▶ Work instructions: What is the number of lines in the entries below that include the word "吸引投资"? Provide the number only.

▶ Saved entries:
=======
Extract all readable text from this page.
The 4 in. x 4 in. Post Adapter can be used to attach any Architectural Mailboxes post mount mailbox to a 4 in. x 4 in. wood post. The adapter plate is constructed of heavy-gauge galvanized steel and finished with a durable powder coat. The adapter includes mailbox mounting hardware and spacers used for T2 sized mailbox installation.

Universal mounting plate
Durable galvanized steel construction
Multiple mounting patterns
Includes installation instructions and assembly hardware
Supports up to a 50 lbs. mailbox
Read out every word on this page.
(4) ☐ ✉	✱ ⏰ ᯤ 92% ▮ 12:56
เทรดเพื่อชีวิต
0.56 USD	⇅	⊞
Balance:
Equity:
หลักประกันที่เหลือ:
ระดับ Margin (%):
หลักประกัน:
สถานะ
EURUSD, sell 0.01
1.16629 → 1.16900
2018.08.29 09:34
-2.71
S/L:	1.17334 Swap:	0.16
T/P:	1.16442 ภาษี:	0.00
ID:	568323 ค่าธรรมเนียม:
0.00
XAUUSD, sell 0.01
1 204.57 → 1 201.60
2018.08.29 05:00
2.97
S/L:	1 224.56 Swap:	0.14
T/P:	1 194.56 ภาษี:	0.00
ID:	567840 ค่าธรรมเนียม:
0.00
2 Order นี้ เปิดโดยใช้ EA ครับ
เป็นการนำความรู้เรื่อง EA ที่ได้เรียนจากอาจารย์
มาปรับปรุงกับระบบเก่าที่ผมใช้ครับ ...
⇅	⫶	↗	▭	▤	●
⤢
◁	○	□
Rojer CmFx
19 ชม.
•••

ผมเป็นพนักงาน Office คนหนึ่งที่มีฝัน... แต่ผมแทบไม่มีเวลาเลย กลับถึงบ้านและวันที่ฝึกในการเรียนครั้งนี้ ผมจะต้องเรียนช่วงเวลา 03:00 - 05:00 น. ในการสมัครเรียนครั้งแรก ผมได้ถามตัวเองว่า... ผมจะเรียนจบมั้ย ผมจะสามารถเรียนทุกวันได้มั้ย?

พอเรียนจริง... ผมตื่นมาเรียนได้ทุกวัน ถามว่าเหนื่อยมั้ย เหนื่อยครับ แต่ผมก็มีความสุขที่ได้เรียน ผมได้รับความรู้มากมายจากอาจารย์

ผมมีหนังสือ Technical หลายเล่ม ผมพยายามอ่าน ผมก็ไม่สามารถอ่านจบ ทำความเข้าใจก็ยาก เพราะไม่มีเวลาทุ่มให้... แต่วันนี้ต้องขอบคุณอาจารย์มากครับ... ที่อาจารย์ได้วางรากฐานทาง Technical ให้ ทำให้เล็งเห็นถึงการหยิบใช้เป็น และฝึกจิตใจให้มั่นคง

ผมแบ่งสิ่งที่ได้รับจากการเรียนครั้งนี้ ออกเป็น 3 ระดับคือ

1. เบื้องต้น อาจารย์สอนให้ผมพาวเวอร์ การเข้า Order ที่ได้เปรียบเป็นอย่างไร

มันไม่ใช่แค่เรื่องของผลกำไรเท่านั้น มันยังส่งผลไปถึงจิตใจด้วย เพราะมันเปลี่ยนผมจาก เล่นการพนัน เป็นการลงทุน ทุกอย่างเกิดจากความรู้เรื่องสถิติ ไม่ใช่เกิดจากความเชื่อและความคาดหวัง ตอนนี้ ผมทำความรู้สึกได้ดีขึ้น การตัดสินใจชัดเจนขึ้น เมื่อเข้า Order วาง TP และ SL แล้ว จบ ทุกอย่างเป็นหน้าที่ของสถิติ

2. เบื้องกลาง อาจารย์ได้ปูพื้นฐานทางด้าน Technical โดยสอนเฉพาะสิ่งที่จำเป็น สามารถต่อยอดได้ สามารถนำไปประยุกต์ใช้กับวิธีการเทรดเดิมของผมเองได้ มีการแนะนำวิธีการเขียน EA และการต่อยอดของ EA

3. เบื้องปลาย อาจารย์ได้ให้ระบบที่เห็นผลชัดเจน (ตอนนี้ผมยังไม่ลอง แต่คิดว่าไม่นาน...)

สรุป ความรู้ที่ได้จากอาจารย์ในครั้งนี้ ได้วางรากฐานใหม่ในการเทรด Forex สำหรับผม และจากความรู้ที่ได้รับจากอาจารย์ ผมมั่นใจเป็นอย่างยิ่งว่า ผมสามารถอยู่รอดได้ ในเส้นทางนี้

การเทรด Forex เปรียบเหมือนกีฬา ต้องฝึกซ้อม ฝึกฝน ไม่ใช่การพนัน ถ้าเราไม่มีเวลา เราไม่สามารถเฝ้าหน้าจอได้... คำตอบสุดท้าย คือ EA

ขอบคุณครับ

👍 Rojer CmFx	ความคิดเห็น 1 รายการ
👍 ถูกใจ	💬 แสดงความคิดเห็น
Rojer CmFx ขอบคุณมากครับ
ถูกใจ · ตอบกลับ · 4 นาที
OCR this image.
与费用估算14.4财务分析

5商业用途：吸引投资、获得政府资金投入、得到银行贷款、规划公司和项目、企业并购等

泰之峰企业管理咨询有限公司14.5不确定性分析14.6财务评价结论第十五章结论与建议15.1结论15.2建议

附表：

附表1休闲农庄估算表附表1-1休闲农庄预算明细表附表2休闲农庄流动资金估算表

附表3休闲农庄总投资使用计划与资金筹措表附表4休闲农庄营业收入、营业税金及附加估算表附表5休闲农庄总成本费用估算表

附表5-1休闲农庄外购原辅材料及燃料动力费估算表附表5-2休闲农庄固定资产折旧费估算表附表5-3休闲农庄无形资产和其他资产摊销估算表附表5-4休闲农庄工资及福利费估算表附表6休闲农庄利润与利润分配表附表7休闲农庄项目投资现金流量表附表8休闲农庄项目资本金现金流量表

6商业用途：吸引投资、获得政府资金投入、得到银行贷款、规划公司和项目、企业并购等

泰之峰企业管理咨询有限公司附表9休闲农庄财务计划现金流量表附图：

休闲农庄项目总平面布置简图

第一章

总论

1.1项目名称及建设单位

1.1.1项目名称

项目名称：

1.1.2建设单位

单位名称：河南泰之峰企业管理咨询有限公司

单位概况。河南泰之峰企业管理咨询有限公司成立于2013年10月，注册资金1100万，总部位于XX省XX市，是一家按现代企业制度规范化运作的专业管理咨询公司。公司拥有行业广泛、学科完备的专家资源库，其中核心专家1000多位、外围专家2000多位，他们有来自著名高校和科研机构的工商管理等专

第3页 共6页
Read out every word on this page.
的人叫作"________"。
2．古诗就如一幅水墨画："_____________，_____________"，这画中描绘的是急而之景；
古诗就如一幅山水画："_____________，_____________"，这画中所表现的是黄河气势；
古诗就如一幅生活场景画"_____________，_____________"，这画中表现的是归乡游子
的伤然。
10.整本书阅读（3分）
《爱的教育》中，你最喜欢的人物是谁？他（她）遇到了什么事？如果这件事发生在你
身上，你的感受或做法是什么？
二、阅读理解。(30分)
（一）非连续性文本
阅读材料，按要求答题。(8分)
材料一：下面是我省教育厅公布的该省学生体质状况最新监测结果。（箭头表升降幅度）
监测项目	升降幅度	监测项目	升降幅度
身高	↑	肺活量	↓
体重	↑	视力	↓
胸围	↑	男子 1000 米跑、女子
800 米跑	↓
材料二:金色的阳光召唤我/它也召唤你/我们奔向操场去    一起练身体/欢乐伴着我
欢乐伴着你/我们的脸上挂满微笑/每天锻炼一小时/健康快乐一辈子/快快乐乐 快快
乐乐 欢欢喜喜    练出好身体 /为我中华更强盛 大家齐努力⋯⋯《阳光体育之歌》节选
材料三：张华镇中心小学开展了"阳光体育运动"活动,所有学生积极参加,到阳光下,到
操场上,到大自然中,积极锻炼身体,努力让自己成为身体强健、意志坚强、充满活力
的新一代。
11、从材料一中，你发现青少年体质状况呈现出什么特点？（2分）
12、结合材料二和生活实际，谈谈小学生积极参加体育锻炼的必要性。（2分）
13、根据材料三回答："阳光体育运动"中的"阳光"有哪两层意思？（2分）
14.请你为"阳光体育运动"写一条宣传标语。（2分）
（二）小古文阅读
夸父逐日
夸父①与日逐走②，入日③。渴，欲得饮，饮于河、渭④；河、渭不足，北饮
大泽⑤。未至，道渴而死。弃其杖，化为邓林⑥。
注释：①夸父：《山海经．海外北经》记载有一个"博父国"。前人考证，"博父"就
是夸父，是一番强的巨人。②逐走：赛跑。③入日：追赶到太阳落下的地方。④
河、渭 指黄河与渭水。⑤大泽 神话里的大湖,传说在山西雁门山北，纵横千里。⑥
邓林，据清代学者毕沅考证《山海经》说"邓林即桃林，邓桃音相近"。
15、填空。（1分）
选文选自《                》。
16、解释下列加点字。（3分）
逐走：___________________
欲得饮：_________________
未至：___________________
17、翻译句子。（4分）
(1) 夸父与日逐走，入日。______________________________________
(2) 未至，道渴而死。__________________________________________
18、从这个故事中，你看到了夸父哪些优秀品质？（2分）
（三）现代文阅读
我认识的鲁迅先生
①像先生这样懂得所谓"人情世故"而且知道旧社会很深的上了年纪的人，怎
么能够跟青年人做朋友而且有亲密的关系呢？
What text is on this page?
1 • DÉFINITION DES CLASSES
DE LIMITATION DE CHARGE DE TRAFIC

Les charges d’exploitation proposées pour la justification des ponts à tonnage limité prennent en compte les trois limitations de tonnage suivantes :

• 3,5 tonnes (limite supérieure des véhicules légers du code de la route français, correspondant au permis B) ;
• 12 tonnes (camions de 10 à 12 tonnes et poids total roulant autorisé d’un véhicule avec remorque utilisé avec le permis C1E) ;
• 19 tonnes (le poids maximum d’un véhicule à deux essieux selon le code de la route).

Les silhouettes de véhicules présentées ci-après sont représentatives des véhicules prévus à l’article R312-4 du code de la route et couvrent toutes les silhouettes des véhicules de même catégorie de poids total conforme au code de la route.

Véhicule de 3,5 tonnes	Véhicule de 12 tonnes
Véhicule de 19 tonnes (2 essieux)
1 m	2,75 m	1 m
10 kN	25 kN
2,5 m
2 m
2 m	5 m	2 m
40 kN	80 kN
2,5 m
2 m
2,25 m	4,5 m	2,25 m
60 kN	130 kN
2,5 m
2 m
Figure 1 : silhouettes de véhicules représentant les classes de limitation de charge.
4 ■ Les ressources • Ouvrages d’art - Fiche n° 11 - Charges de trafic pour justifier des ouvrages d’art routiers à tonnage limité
=======
▶ Answer to the exercise: 2